-- BEGIN --

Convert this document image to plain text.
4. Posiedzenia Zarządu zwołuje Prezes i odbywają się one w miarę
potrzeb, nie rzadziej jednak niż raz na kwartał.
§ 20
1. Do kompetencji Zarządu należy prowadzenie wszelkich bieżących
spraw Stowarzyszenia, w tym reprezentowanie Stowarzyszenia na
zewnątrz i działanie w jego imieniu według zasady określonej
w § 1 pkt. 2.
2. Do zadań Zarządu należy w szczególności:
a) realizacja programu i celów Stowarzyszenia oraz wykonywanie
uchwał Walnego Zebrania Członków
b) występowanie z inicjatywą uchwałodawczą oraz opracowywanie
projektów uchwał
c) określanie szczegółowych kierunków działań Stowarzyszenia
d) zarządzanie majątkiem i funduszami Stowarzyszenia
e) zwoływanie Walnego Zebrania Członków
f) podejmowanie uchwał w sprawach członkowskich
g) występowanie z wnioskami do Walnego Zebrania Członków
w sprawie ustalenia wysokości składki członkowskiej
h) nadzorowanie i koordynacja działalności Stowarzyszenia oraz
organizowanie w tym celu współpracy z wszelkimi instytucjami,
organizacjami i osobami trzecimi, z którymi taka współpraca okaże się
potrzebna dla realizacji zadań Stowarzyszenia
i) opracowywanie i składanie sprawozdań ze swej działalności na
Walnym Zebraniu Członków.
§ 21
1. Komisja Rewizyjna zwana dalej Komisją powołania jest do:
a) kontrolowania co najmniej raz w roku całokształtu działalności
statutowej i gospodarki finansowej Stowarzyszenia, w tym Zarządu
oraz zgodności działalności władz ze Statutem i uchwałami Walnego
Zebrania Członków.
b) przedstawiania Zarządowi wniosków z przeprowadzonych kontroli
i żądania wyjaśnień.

-- END --

Your instructions: Find the lines containing "występowanie" and list every one of them.

Full answer:
b) występowanie z inicjatywą uchwałodawczą oraz opracowywanie
g) występowanie z wnioskami do Walnego Zebrania Członków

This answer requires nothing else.